No images are to be carried over; print all other material exactly as it stands.

» **Data for the task**
## begin
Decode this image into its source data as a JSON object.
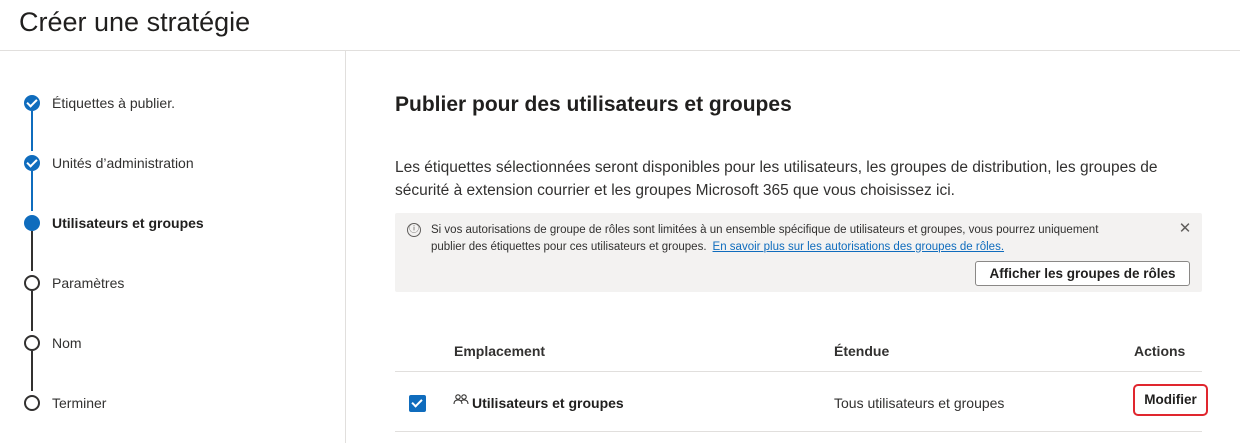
{
  "page": {
    "title": "Créer une stratégie"
  },
  "steps": [
    {
      "label": "Étiquettes à publier.",
      "state": "done"
    },
    {
      "label": "Unités d’administration",
      "state": "done"
    },
    {
      "label": "Utilisateurs et groupes",
      "state": "current"
    },
    {
      "label": "Paramètres",
      "state": "todo"
    },
    {
      "label": "Nom",
      "state": "todo"
    },
    {
      "label": "Terminer",
      "state": "todo"
    }
  ],
  "main": {
    "title": "Publier pour des utilisateurs et groupes",
    "description": "Les étiquettes sélectionnées seront disponibles pour les utilisateurs, les groupes de distribution, les groupes de sécurité à extension courrier et les groupes Microsoft 365 que vous choisissez ici."
  },
  "info": {
    "text": "Si vos autorisations de groupe de rôles sont limitées à un ensemble spécifique de utilisateurs et groupes, vous pourrez uniquement publier des étiquettes pour ces utilisateurs et groupes.",
    "link": "En savoir plus sur les autorisations des groupes de rôles.",
    "button": "Afficher les groupes de rôles",
    "info_icon": "ⓘ",
    "close_icon": "✕"
  },
  "table": {
    "headers": {
      "location": "Emplacement",
      "scope": "Étendue",
      "actions": "Actions"
    },
    "rows": [
      {
        "checked": true,
        "name": "Utilisateurs et groupes",
        "scope": "Tous utilisateurs et groupes",
        "action": "Modifier"
      }
    ]
  },
  "colors": {
    "accent": "#0f6cbd",
    "highlight": "#e0262e"
  }
}
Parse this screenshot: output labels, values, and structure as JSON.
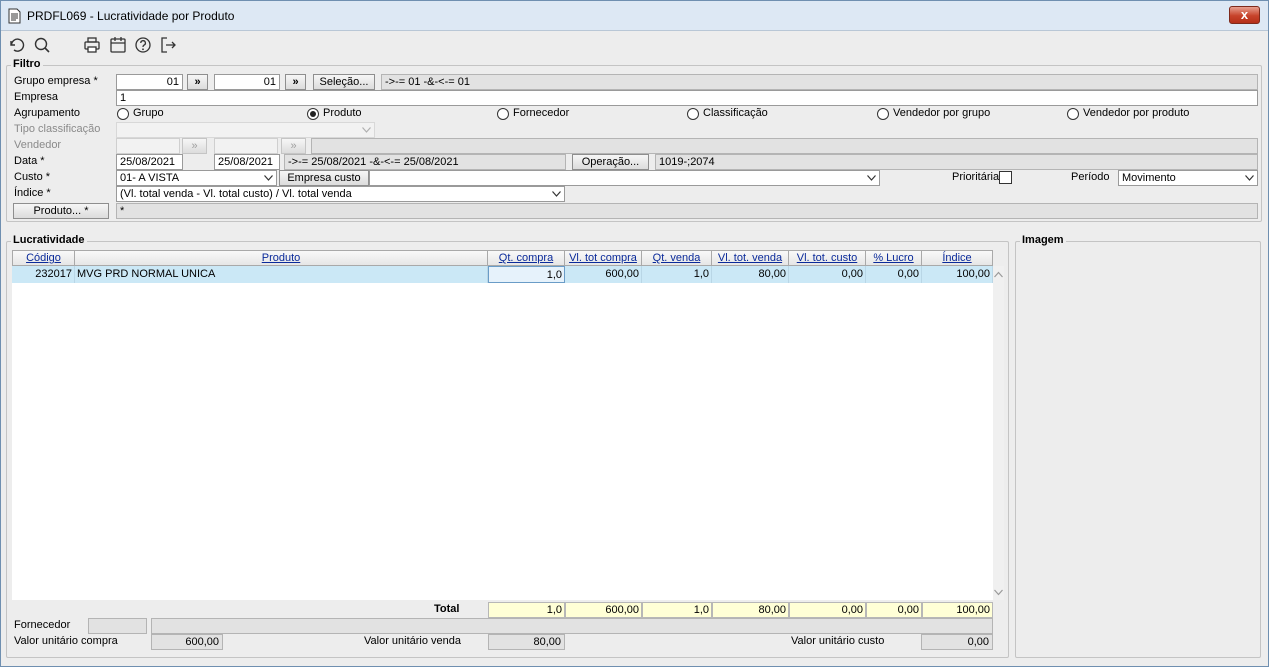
{
  "window": {
    "title": "PRDFL069 - Lucratividade por Produto",
    "close_label": "x"
  },
  "toolbar": {
    "icons": [
      "undo-icon",
      "search-icon",
      "print-icon",
      "calendar-icon",
      "help-icon",
      "exit-icon"
    ]
  },
  "filtro": {
    "legend": "Filtro",
    "grupo_empresa": {
      "label": "Grupo empresa *",
      "from": "01",
      "to": "01",
      "arrow_label": "»",
      "selecao_label": "Seleção...",
      "summary": "->-= 01 -&-<-= 01"
    },
    "empresa": {
      "label": "Empresa",
      "value": "1"
    },
    "agrupamento": {
      "label": "Agrupamento",
      "options": [
        "Grupo",
        "Produto",
        "Fornecedor",
        "Classificação",
        "Vendedor por grupo",
        "Vendedor por produto"
      ],
      "selected": "Produto"
    },
    "tipo_classificacao": {
      "label": "Tipo classificação",
      "value": ""
    },
    "vendedor": {
      "label": "Vendedor",
      "from": "",
      "to": "",
      "arrow_label": "»"
    },
    "data": {
      "label": "Data *",
      "from": "25/08/2021",
      "to": "25/08/2021",
      "summary": "->-= 25/08/2021 -&-<-= 25/08/2021",
      "operacao_label": "Operação...",
      "operacao_value": "1019-;2074"
    },
    "custo": {
      "label": "Custo *",
      "value": "01- A VISTA",
      "empresa_custo_label": "Empresa custo",
      "empresa_custo_value": "",
      "prioritaria_label": "Prioritária",
      "periodo_label": "Período",
      "periodo_value": "Movimento"
    },
    "indice": {
      "label": "Índice *",
      "value": "(Vl. total venda - Vl. total custo) / Vl. total venda"
    },
    "produto": {
      "button_label": "Produto... *",
      "value": "*"
    }
  },
  "lucratividade": {
    "legend": "Lucratividade",
    "columns": [
      "Código",
      "Produto",
      "Qt. compra",
      "Vl. tot compra",
      "Qt. venda",
      "Vl. tot. venda",
      "Vl. tot. custo",
      "% Lucro",
      "Índice"
    ],
    "rows": [
      [
        "232017",
        "MVG PRD NORMAL UNICA",
        "1,0",
        "600,00",
        "1,0",
        "80,00",
        "0,00",
        "0,00",
        "100,00"
      ]
    ],
    "total": {
      "label": "Total",
      "values": [
        "1,0",
        "600,00",
        "1,0",
        "80,00",
        "0,00",
        "0,00",
        "100,00"
      ]
    },
    "fornecedor": {
      "label": "Fornecedor",
      "code": "",
      "name": ""
    },
    "valor_unitario_compra": {
      "label": "Valor unitário compra",
      "value": "600,00"
    },
    "valor_unitario_venda": {
      "label": "Valor unitário venda",
      "value": "80,00"
    },
    "valor_unitario_custo": {
      "label": "Valor unitário custo",
      "value": "0,00"
    }
  },
  "imagem": {
    "legend": "Imagem"
  }
}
## end
» **Completed exercise**
Decode this image into its source data as a JSON object.
{
  "page": {
    "title": "Créer une stratégie"
  },
  "steps": [
    {
      "label": "Étiquettes à publier.",
      "state": "done"
    },
    {
      "label": "Unités d’administration",
      "state": "done"
    },
    {
      "label": "Utilisateurs et groupes",
      "state": "current"
    },
    {
      "label": "Paramètres",
      "state": "todo"
    },
    {
      "label": "Nom",
      "state": "todo"
    },
    {
      "label": "Terminer",
      "state": "todo"
    }
  ],
  "main": {
    "title": "Publier pour des utilisateurs et groupes",
    "description": "Les étiquettes sélectionnées seront disponibles pour les utilisateurs, les groupes de distribution, les groupes de sécurité à extension courrier et les groupes Microsoft 365 que vous choisissez ici."
  },
  "info": {
    "text": "Si vos autorisations de groupe de rôles sont limitées à un ensemble spécifique de utilisateurs et groupes, vous pourrez uniquement publier des étiquettes pour ces utilisateurs et groupes.",
    "link": "En savoir plus sur les autorisations des groupes de rôles.",
    "button": "Afficher les groupes de rôles",
    "info_icon": "ⓘ",
    "close_icon": "✕"
  },
  "table": {
    "headers": {
      "location": "Emplacement",
      "scope": "Étendue",
      "actions": "Actions"
    },
    "rows": [
      {
        "checked": true,
        "name": "Utilisateurs et groupes",
        "scope": "Tous utilisateurs et groupes",
        "action": "Modifier"
      }
    ]
  },
  "colors": {
    "accent": "#0f6cbd",
    "highlight": "#e0262e"
  }
}
Parse this screenshot: output labels, values, and structure as JSON.
{
  "window": {
    "title": "PRDFL069 - Lucratividade por Produto",
    "close_label": "x"
  },
  "toolbar": {
    "icons": [
      "undo-icon",
      "search-icon",
      "print-icon",
      "calendar-icon",
      "help-icon",
      "exit-icon"
    ]
  },
  "filtro": {
    "legend": "Filtro",
    "grupo_empresa": {
      "label": "Grupo empresa *",
      "from": "01",
      "to": "01",
      "arrow_label": "»",
      "selecao_label": "Seleção...",
      "summary": "->-= 01 -&-<-= 01"
    },
    "empresa": {
      "label": "Empresa",
      "value": "1"
    },
    "agrupamento": {
      "label": "Agrupamento",
      "options": [
        "Grupo",
        "Produto",
        "Fornecedor",
        "Classificação",
        "Vendedor por grupo",
        "Vendedor por produto"
      ],
      "selected": "Produto"
    },
    "tipo_classificacao": {
      "label": "Tipo classificação",
      "value": ""
    },
    "vendedor": {
      "label": "Vendedor",
      "from": "",
      "to": "",
      "arrow_label": "»"
    },
    "data": {
      "label": "Data *",
      "from": "25/08/2021",
      "to": "25/08/2021",
      "summary": "->-= 25/08/2021 -&-<-= 25/08/2021",
      "operacao_label": "Operação...",
      "operacao_value": "1019-;2074"
    },
    "custo": {
      "label": "Custo *",
      "value": "01- A VISTA",
      "empresa_custo_label": "Empresa custo",
      "empresa_custo_value": "",
      "prioritaria_label": "Prioritária",
      "periodo_label": "Período",
      "periodo_value": "Movimento"
    },
    "indice": {
      "label": "Índice *",
      "value": "(Vl. total venda - Vl. total custo) / Vl. total venda"
    },
    "produto": {
      "button_label": "Produto... *",
      "value": "*"
    }
  },
  "lucratividade": {
    "legend": "Lucratividade",
    "columns": [
      "Código",
      "Produto",
      "Qt. compra",
      "Vl. tot compra",
      "Qt. venda",
      "Vl. tot. venda",
      "Vl. tot. custo",
      "% Lucro",
      "Índice"
    ],
    "rows": [
      [
        "232017",
        "MVG PRD NORMAL UNICA",
        "1,0",
        "600,00",
        "1,0",
        "80,00",
        "0,00",
        "0,00",
        "100,00"
      ]
    ],
    "total": {
      "label": "Total",
      "values": [
        "1,0",
        "600,00",
        "1,0",
        "80,00",
        "0,00",
        "0,00",
        "100,00"
      ]
    },
    "fornecedor": {
      "label": "Fornecedor",
      "code": "",
      "name": ""
    },
    "valor_unitario_compra": {
      "label": "Valor unitário compra",
      "value": "600,00"
    },
    "valor_unitario_venda": {
      "label": "Valor unitário venda",
      "value": "80,00"
    },
    "valor_unitario_custo": {
      "label": "Valor unitário custo",
      "value": "0,00"
    }
  },
  "imagem": {
    "legend": "Imagem"
  }
}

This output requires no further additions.